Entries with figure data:
........
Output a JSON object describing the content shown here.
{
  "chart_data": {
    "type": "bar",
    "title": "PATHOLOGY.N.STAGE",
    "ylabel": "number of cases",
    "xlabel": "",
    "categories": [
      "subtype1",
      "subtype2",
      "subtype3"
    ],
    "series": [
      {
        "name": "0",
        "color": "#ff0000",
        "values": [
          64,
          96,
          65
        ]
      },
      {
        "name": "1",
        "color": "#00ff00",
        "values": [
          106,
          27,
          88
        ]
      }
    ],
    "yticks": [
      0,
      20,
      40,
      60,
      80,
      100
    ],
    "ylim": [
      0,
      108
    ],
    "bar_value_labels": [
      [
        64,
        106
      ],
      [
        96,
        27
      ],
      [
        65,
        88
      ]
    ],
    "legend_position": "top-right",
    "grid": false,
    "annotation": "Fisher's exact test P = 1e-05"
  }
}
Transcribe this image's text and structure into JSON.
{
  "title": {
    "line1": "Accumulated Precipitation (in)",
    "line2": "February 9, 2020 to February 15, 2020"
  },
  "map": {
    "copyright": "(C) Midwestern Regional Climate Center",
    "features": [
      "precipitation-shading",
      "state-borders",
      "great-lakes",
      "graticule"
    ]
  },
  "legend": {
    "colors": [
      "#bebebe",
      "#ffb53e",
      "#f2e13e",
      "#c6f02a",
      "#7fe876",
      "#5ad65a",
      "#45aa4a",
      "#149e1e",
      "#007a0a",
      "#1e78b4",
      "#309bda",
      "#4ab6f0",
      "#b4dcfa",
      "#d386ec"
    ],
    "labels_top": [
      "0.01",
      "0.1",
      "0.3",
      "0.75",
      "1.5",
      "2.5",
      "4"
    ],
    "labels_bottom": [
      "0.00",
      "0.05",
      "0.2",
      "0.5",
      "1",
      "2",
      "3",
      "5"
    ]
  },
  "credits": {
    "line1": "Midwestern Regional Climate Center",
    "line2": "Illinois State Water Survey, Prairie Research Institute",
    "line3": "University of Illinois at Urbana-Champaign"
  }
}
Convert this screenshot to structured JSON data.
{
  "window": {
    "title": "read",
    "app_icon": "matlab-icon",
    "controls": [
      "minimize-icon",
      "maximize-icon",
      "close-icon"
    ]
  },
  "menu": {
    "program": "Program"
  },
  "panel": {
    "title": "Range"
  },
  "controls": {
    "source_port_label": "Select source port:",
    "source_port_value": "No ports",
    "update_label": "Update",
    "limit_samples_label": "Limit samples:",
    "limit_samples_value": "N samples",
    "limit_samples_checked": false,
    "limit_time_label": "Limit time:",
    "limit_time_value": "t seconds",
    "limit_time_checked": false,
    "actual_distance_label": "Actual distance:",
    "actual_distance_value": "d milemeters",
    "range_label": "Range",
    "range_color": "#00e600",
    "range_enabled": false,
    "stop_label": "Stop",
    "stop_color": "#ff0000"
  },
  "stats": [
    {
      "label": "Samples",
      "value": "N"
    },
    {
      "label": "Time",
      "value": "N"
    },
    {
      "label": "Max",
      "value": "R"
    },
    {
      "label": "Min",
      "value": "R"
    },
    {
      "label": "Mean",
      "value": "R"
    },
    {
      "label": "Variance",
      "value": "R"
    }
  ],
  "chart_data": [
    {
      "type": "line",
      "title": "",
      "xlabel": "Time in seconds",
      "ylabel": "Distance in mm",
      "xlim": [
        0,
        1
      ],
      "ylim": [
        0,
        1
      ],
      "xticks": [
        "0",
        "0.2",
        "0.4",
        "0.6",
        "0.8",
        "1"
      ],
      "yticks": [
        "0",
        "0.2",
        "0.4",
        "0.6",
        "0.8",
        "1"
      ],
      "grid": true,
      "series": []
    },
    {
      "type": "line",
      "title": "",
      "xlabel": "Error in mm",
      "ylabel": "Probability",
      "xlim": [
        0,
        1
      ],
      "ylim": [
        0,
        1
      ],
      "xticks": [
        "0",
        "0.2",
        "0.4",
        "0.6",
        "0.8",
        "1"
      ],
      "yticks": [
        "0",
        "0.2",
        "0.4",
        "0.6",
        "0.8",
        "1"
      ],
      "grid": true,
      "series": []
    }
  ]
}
........
> _The problem_: Reproduce each entry from the records above, character for character.

> _Task answer_:
Output a JSON object describing the content shown here.
{
  "chart_data": {
    "type": "bar",
    "title": "PATHOLOGY.N.STAGE",
    "ylabel": "number of cases",
    "xlabel": "",
    "categories": [
      "subtype1",
      "subtype2",
      "subtype3"
    ],
    "series": [
      {
        "name": "0",
        "color": "#ff0000",
        "values": [
          64,
          96,
          65
        ]
      },
      {
        "name": "1",
        "color": "#00ff00",
        "values": [
          106,
          27,
          88
        ]
      }
    ],
    "yticks": [
      0,
      20,
      40,
      60,
      80,
      100
    ],
    "ylim": [
      0,
      108
    ],
    "bar_value_labels": [
      [
        64,
        106
      ],
      [
        96,
        27
      ],
      [
        65,
        88
      ]
    ],
    "legend_position": "top-right",
    "grid": false,
    "annotation": "Fisher's exact test P = 1e-05"
  }
}
Transcribe this image's text and structure into JSON.
{
  "title": {
    "line1": "Accumulated Precipitation (in)",
    "line2": "February 9, 2020 to February 15, 2020"
  },
  "map": {
    "copyright": "(C) Midwestern Regional Climate Center",
    "features": [
      "precipitation-shading",
      "state-borders",
      "great-lakes",
      "graticule"
    ]
  },
  "legend": {
    "colors": [
      "#bebebe",
      "#ffb53e",
      "#f2e13e",
      "#c6f02a",
      "#7fe876",
      "#5ad65a",
      "#45aa4a",
      "#149e1e",
      "#007a0a",
      "#1e78b4",
      "#309bda",
      "#4ab6f0",
      "#b4dcfa",
      "#d386ec"
    ],
    "labels_top": [
      "0.01",
      "0.1",
      "0.3",
      "0.75",
      "1.5",
      "2.5",
      "4"
    ],
    "labels_bottom": [
      "0.00",
      "0.05",
      "0.2",
      "0.5",
      "1",
      "2",
      "3",
      "5"
    ]
  },
  "credits": {
    "line1": "Midwestern Regional Climate Center",
    "line2": "Illinois State Water Survey, Prairie Research Institute",
    "line3": "University of Illinois at Urbana-Champaign"
  }
}
Convert this screenshot to structured JSON data.
{
  "window": {
    "title": "read",
    "app_icon": "matlab-icon",
    "controls": [
      "minimize-icon",
      "maximize-icon",
      "close-icon"
    ]
  },
  "menu": {
    "program": "Program"
  },
  "panel": {
    "title": "Range"
  },
  "controls": {
    "source_port_label": "Select source port:",
    "source_port_value": "No ports",
    "update_label": "Update",
    "limit_samples_label": "Limit samples:",
    "limit_samples_value": "N samples",
    "limit_samples_checked": false,
    "limit_time_label": "Limit time:",
    "limit_time_value": "t seconds",
    "limit_time_checked": false,
    "actual_distance_label": "Actual distance:",
    "actual_distance_value": "d milemeters",
    "range_label": "Range",
    "range_color": "#00e600",
    "range_enabled": false,
    "stop_label": "Stop",
    "stop_color": "#ff0000"
  },
  "stats": [
    {
      "label": "Samples",
      "value": "N"
    },
    {
      "label": "Time",
      "value": "N"
    },
    {
      "label": "Max",
      "value": "R"
    },
    {
      "label": "Min",
      "value": "R"
    },
    {
      "label": "Mean",
      "value": "R"
    },
    {
      "label": "Variance",
      "value": "R"
    }
  ],
  "chart_data": [
    {
      "type": "line",
      "title": "",
      "xlabel": "Time in seconds",
      "ylabel": "Distance in mm",
      "xlim": [
        0,
        1
      ],
      "ylim": [
        0,
        1
      ],
      "xticks": [
        "0",
        "0.2",
        "0.4",
        "0.6",
        "0.8",
        "1"
      ],
      "yticks": [
        "0",
        "0.2",
        "0.4",
        "0.6",
        "0.8",
        "1"
      ],
      "grid": true,
      "series": []
    },
    {
      "type": "line",
      "title": "",
      "xlabel": "Error in mm",
      "ylabel": "Probability",
      "xlim": [
        0,
        1
      ],
      "ylim": [
        0,
        1
      ],
      "xticks": [
        "0",
        "0.2",
        "0.4",
        "0.6",
        "0.8",
        "1"
      ],
      "yticks": [
        "0",
        "0.2",
        "0.4",
        "0.6",
        "0.8",
        "1"
      ],
      "grid": true,
      "series": []
    }
  ]
}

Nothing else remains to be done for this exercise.